MATERIAL:
=====

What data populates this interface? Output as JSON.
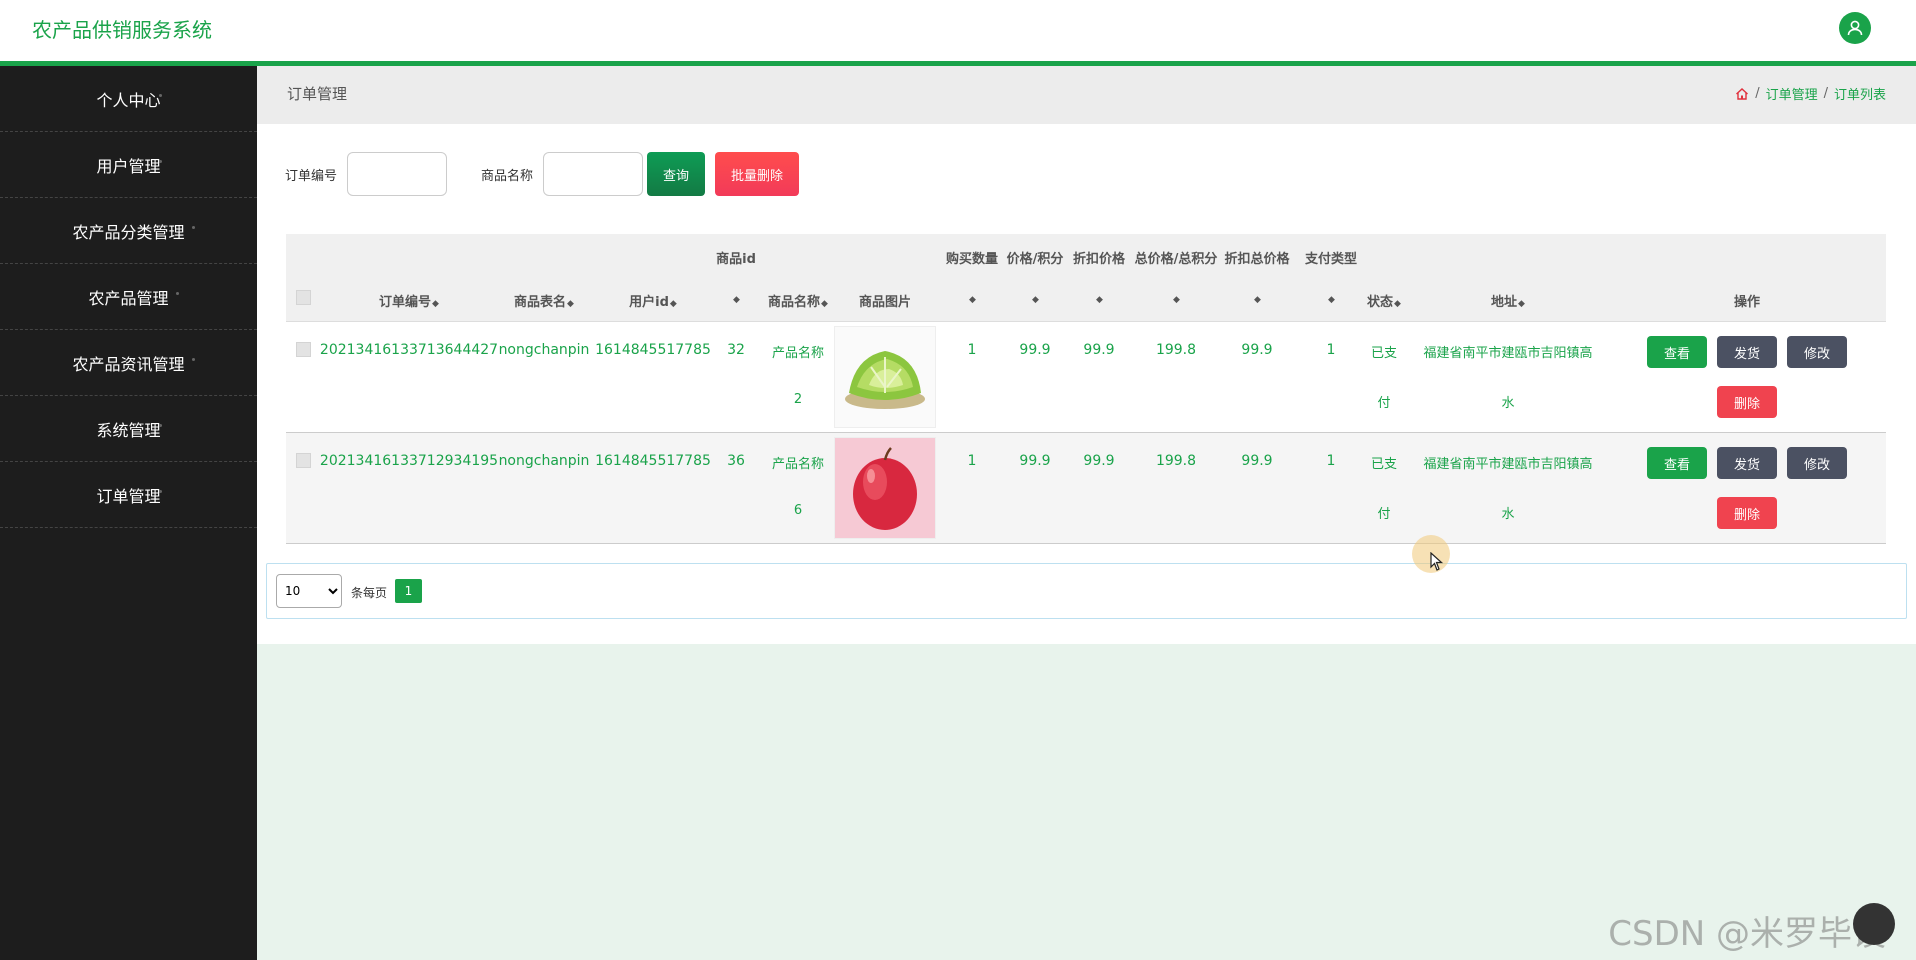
{
  "header": {
    "title": "农产品供销服务系统",
    "avatar_icon": "user-icon"
  },
  "sidebar": {
    "items": [
      {
        "label": "个人中心"
      },
      {
        "label": "用户管理"
      },
      {
        "label": "农产品分类管理"
      },
      {
        "label": "农产品管理"
      },
      {
        "label": "农产品资讯管理"
      },
      {
        "label": "系统管理"
      },
      {
        "label": "订单管理"
      }
    ]
  },
  "page": {
    "title": "订单管理",
    "breadcrumb": [
      "订单管理",
      "订单列表"
    ],
    "breadcrumb_sep": "/"
  },
  "search": {
    "order_no_label": "订单编号",
    "order_no_value": "",
    "product_name_label": "商品名称",
    "product_name_value": "",
    "query_label": "查询",
    "bulk_delete_label": "批量删除"
  },
  "table": {
    "group_headers": {
      "product_id": "商品id",
      "qty": "购买数量",
      "price": "价格/积分",
      "discount": "折扣价格",
      "total": "总价格/总积分",
      "discount_total": "折扣总价格",
      "pay_type": "支付类型"
    },
    "headers": {
      "order_no": "订单编号",
      "table_name": "商品表名",
      "user_id": "用户id",
      "product_name": "商品名称",
      "product_image": "商品图片",
      "status": "状态",
      "address": "地址",
      "actions": "操作"
    },
    "sort_icon": "sort-icon",
    "rows": [
      {
        "order_no": "20213416133713644427",
        "table_name": "nongchanpin",
        "user_id": "1614845517785",
        "product_id": "32",
        "product_name_1": "产品名称",
        "product_name_2": "2",
        "image": "lettuce",
        "qty": "1",
        "price": "99.9",
        "discount": "99.9",
        "total": "199.8",
        "discount_total": "99.9",
        "pay_type": "1",
        "status_1": "已支",
        "status_2": "付",
        "address_1": "福建省南平市建瓯市吉阳镇高",
        "address_2": "水"
      },
      {
        "order_no": "20213416133712934195",
        "table_name": "nongchanpin",
        "user_id": "1614845517785",
        "product_id": "36",
        "product_name_1": "产品名称",
        "product_name_2": "6",
        "image": "apple",
        "qty": "1",
        "price": "99.9",
        "discount": "99.9",
        "total": "199.8",
        "discount_total": "99.9",
        "pay_type": "1",
        "status_1": "已支",
        "status_2": "付",
        "address_1": "福建省南平市建瓯市吉阳镇高",
        "address_2": "水"
      }
    ],
    "actions": {
      "view": "查看",
      "ship": "发货",
      "edit": "修改",
      "delete": "删除"
    }
  },
  "pagination": {
    "page_size": "10",
    "per_page_label": "条每页",
    "current_page": "1"
  },
  "watermark": "CSDN @米罗毕设",
  "colors": {
    "accent": "#1aa34a",
    "sidebar_bg": "#1d1d1d",
    "danger": "#f0434f",
    "dark_button": "#4b5162"
  }
}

=====

SET PROBLEM:
Write out the full listing verbatim, excluding its pictures.

RESPONSE TO THIS TASK:
What data populates this interface? Output as JSON.
{
  "header": {
    "title": "农产品供销服务系统",
    "avatar_icon": "user-icon"
  },
  "sidebar": {
    "items": [
      {
        "label": "个人中心"
      },
      {
        "label": "用户管理"
      },
      {
        "label": "农产品分类管理"
      },
      {
        "label": "农产品管理"
      },
      {
        "label": "农产品资讯管理"
      },
      {
        "label": "系统管理"
      },
      {
        "label": "订单管理"
      }
    ]
  },
  "page": {
    "title": "订单管理",
    "breadcrumb": [
      "订单管理",
      "订单列表"
    ],
    "breadcrumb_sep": "/"
  },
  "search": {
    "order_no_label": "订单编号",
    "order_no_value": "",
    "product_name_label": "商品名称",
    "product_name_value": "",
    "query_label": "查询",
    "bulk_delete_label": "批量删除"
  },
  "table": {
    "group_headers": {
      "product_id": "商品id",
      "qty": "购买数量",
      "price": "价格/积分",
      "discount": "折扣价格",
      "total": "总价格/总积分",
      "discount_total": "折扣总价格",
      "pay_type": "支付类型"
    },
    "headers": {
      "order_no": "订单编号",
      "table_name": "商品表名",
      "user_id": "用户id",
      "product_name": "商品名称",
      "product_image": "商品图片",
      "status": "状态",
      "address": "地址",
      "actions": "操作"
    },
    "sort_icon": "sort-icon",
    "rows": [
      {
        "order_no": "20213416133713644427",
        "table_name": "nongchanpin",
        "user_id": "1614845517785",
        "product_id": "32",
        "product_name_1": "产品名称",
        "product_name_2": "2",
        "image": "lettuce",
        "qty": "1",
        "price": "99.9",
        "discount": "99.9",
        "total": "199.8",
        "discount_total": "99.9",
        "pay_type": "1",
        "status_1": "已支",
        "status_2": "付",
        "address_1": "福建省南平市建瓯市吉阳镇高",
        "address_2": "水"
      },
      {
        "order_no": "20213416133712934195",
        "table_name": "nongchanpin",
        "user_id": "1614845517785",
        "product_id": "36",
        "product_name_1": "产品名称",
        "product_name_2": "6",
        "image": "apple",
        "qty": "1",
        "price": "99.9",
        "discount": "99.9",
        "total": "199.8",
        "discount_total": "99.9",
        "pay_type": "1",
        "status_1": "已支",
        "status_2": "付",
        "address_1": "福建省南平市建瓯市吉阳镇高",
        "address_2": "水"
      }
    ],
    "actions": {
      "view": "查看",
      "ship": "发货",
      "edit": "修改",
      "delete": "删除"
    }
  },
  "pagination": {
    "page_size": "10",
    "per_page_label": "条每页",
    "current_page": "1"
  },
  "watermark": "CSDN @米罗毕设",
  "colors": {
    "accent": "#1aa34a",
    "sidebar_bg": "#1d1d1d",
    "danger": "#f0434f",
    "dark_button": "#4b5162"
  }
}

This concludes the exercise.